--- BEGIN Dataset excerpts ---

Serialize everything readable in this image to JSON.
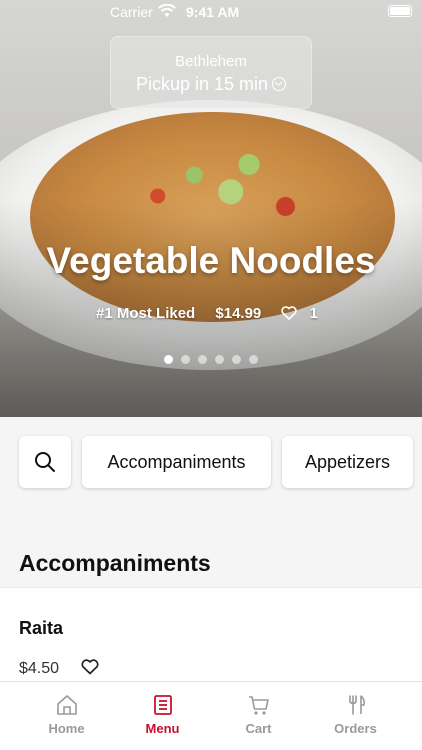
{
  "status_bar": {
    "carrier": "Carrier",
    "time": "9:41 AM"
  },
  "hero": {
    "location": "Bethlehem",
    "pickup": "Pickup in 15 min",
    "dish_title": "Vegetable Noodles",
    "badge": "#1 Most Liked",
    "price": "$14.99",
    "likes": "1",
    "carousel_total": 6,
    "carousel_active": 1
  },
  "categories": {
    "search_icon": "search-icon",
    "items": [
      "Accompaniments",
      "Appetizers"
    ]
  },
  "section": {
    "title": "Accompaniments"
  },
  "menu_item": {
    "name": "Raita",
    "price": "$4.50",
    "fav_icon": "heart-icon"
  },
  "tab_bar": {
    "tabs": [
      {
        "label": "Home",
        "icon": "home-icon"
      },
      {
        "label": "Menu",
        "icon": "menu-icon"
      },
      {
        "label": "Cart",
        "icon": "cart-icon"
      },
      {
        "label": "Orders",
        "icon": "utensils-icon"
      }
    ],
    "active": "Menu"
  },
  "colors": {
    "accent": "#c8102e",
    "inactive": "#9a9a9a"
  }
}
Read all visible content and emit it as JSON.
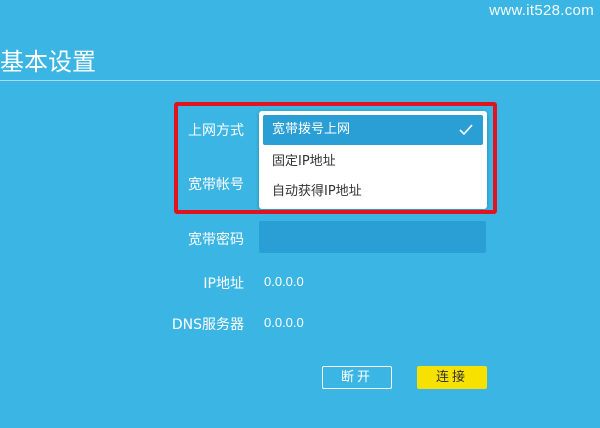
{
  "watermark": "www.it528.com",
  "page_title": "基本设置",
  "form": {
    "connection_type_label": "上网方式",
    "account_label": "宽带帐号",
    "password_label": "宽带密码",
    "ip_label": "IP地址",
    "ip_value": "0.0.0.0",
    "dns_label": "DNS服务器",
    "dns_value": "0.0.0.0"
  },
  "dropdown": {
    "selected": "宽带拨号上网",
    "options": [
      "宽带拨号上网",
      "固定IP地址",
      "自动获得IP地址"
    ],
    "check_icon": "check-icon"
  },
  "buttons": {
    "disconnect_label": "断开",
    "connect_label": "连接"
  },
  "colors": {
    "background": "#3bb6e4",
    "accent_blue": "#2a9fd6",
    "highlight_red": "#e0141e",
    "connect_yellow": "#f7e100"
  }
}
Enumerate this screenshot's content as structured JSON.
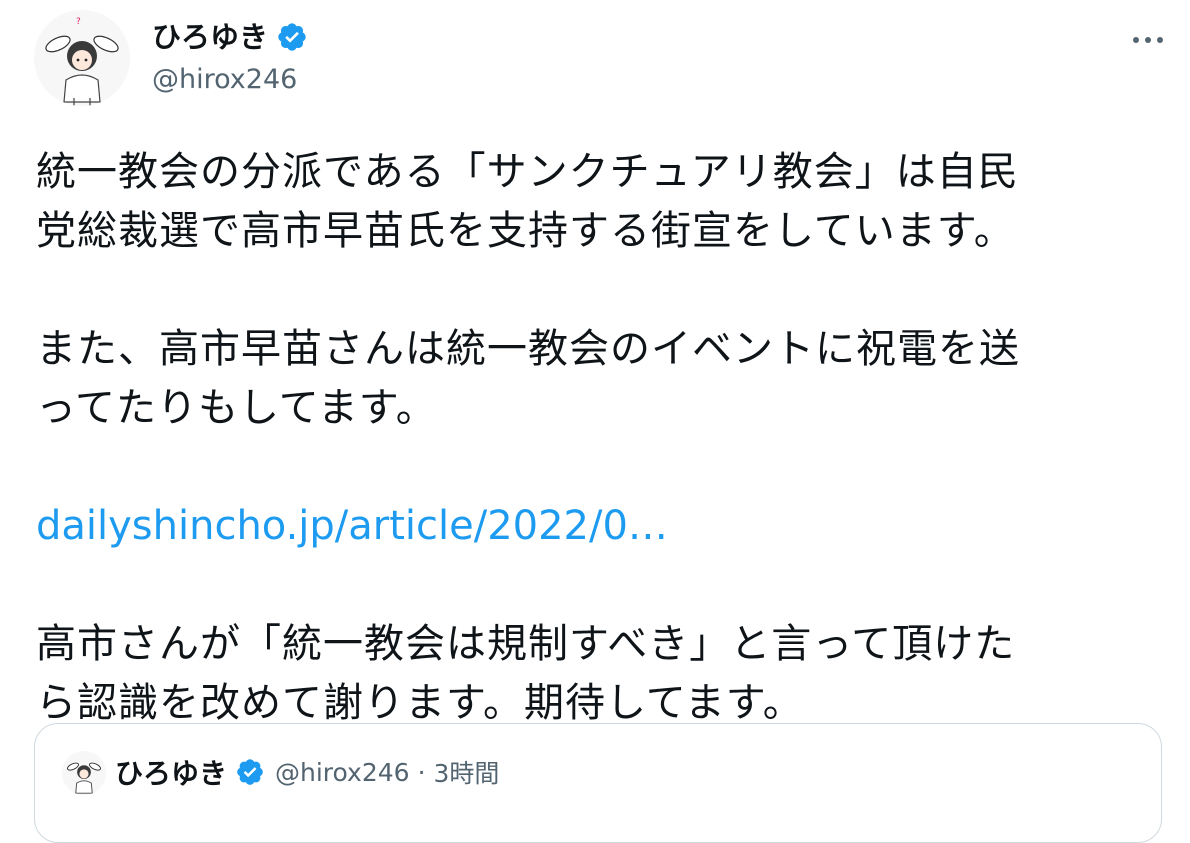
{
  "author": {
    "display_name": "ひろゆき",
    "handle": "@hirox246",
    "avatar_icon": "bunny-girl-avatar-icon",
    "verified_icon": "verified-badge-icon"
  },
  "menu": {
    "more_icon": "more-options-icon"
  },
  "tweet": {
    "para1_line1": "統一教会の分派である「サンクチュアリ教会」は自民",
    "para1_line2": "党総裁選で高市早苗氏を支持する街宣をしています。",
    "para2_line1": "また、高市早苗さんは統一教会のイベントに祝電を送",
    "para2_line2": "ってたりもしてます。",
    "link": "dailyshincho.jp/article/2022/0…",
    "para3_line1": "高市さんが「統一教会は規制すべき」と言って頂けた",
    "para3_line2": "ら認識を改めて謝ります。期待してます。"
  },
  "quote": {
    "display_name": "ひろゆき",
    "handle": "@hirox246",
    "separator": "·",
    "time": "3時間"
  },
  "colors": {
    "text": "#0f1419",
    "secondary": "#536471",
    "link": "#1d9bf0",
    "verified": "#1d9bf0",
    "border": "#cfd9de"
  }
}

--- END Dataset excerpts ---

The request
Send back the data above word for word, with the pictures left out.

Written reply
Serialize everything readable in this image to JSON.
{
  "status_bar": {
    "carrier": "Carrier",
    "time": "9:41 AM"
  },
  "hero": {
    "location": "Bethlehem",
    "pickup": "Pickup in 15 min",
    "dish_title": "Vegetable Noodles",
    "badge": "#1 Most Liked",
    "price": "$14.99",
    "likes": "1",
    "carousel_total": 6,
    "carousel_active": 1
  },
  "categories": {
    "search_icon": "search-icon",
    "items": [
      "Accompaniments",
      "Appetizers"
    ]
  },
  "section": {
    "title": "Accompaniments"
  },
  "menu_item": {
    "name": "Raita",
    "price": "$4.50",
    "fav_icon": "heart-icon"
  },
  "tab_bar": {
    "tabs": [
      {
        "label": "Home",
        "icon": "home-icon"
      },
      {
        "label": "Menu",
        "icon": "menu-icon"
      },
      {
        "label": "Cart",
        "icon": "cart-icon"
      },
      {
        "label": "Orders",
        "icon": "utensils-icon"
      }
    ],
    "active": "Menu"
  },
  "colors": {
    "accent": "#c8102e",
    "inactive": "#9a9a9a"
  }
}
Read all visible content and emit it as JSON.
{
  "watermark": "www.it528.com",
  "page_title": "基本设置",
  "form": {
    "connection_type_label": "上网方式",
    "account_label": "宽带帐号",
    "password_label": "宽带密码",
    "ip_label": "IP地址",
    "ip_value": "0.0.0.0",
    "dns_label": "DNS服务器",
    "dns_value": "0.0.0.0"
  },
  "dropdown": {
    "selected": "宽带拨号上网",
    "options": [
      "宽带拨号上网",
      "固定IP地址",
      "自动获得IP地址"
    ],
    "check_icon": "check-icon"
  },
  "buttons": {
    "disconnect_label": "断开",
    "connect_label": "连接"
  },
  "colors": {
    "background": "#3bb6e4",
    "accent_blue": "#2a9fd6",
    "highlight_red": "#e0141e",
    "connect_yellow": "#f7e100"
  }
}
Enumerate this screenshot's content as structured JSON.
{
  "author": {
    "display_name": "ひろゆき",
    "handle": "@hirox246",
    "avatar_icon": "bunny-girl-avatar-icon",
    "verified_icon": "verified-badge-icon"
  },
  "menu": {
    "more_icon": "more-options-icon"
  },
  "tweet": {
    "para1_line1": "統一教会の分派である「サンクチュアリ教会」は自民",
    "para1_line2": "党総裁選で高市早苗氏を支持する街宣をしています。",
    "para2_line1": "また、高市早苗さんは統一教会のイベントに祝電を送",
    "para2_line2": "ってたりもしてます。",
    "link": "dailyshincho.jp/article/2022/0…",
    "para3_line1": "高市さんが「統一教会は規制すべき」と言って頂けた",
    "para3_line2": "ら認識を改めて謝ります。期待してます。"
  },
  "quote": {
    "display_name": "ひろゆき",
    "handle": "@hirox246",
    "separator": "·",
    "time": "3時間"
  },
  "colors": {
    "text": "#0f1419",
    "secondary": "#536471",
    "link": "#1d9bf0",
    "verified": "#1d9bf0",
    "border": "#cfd9de"
  }
}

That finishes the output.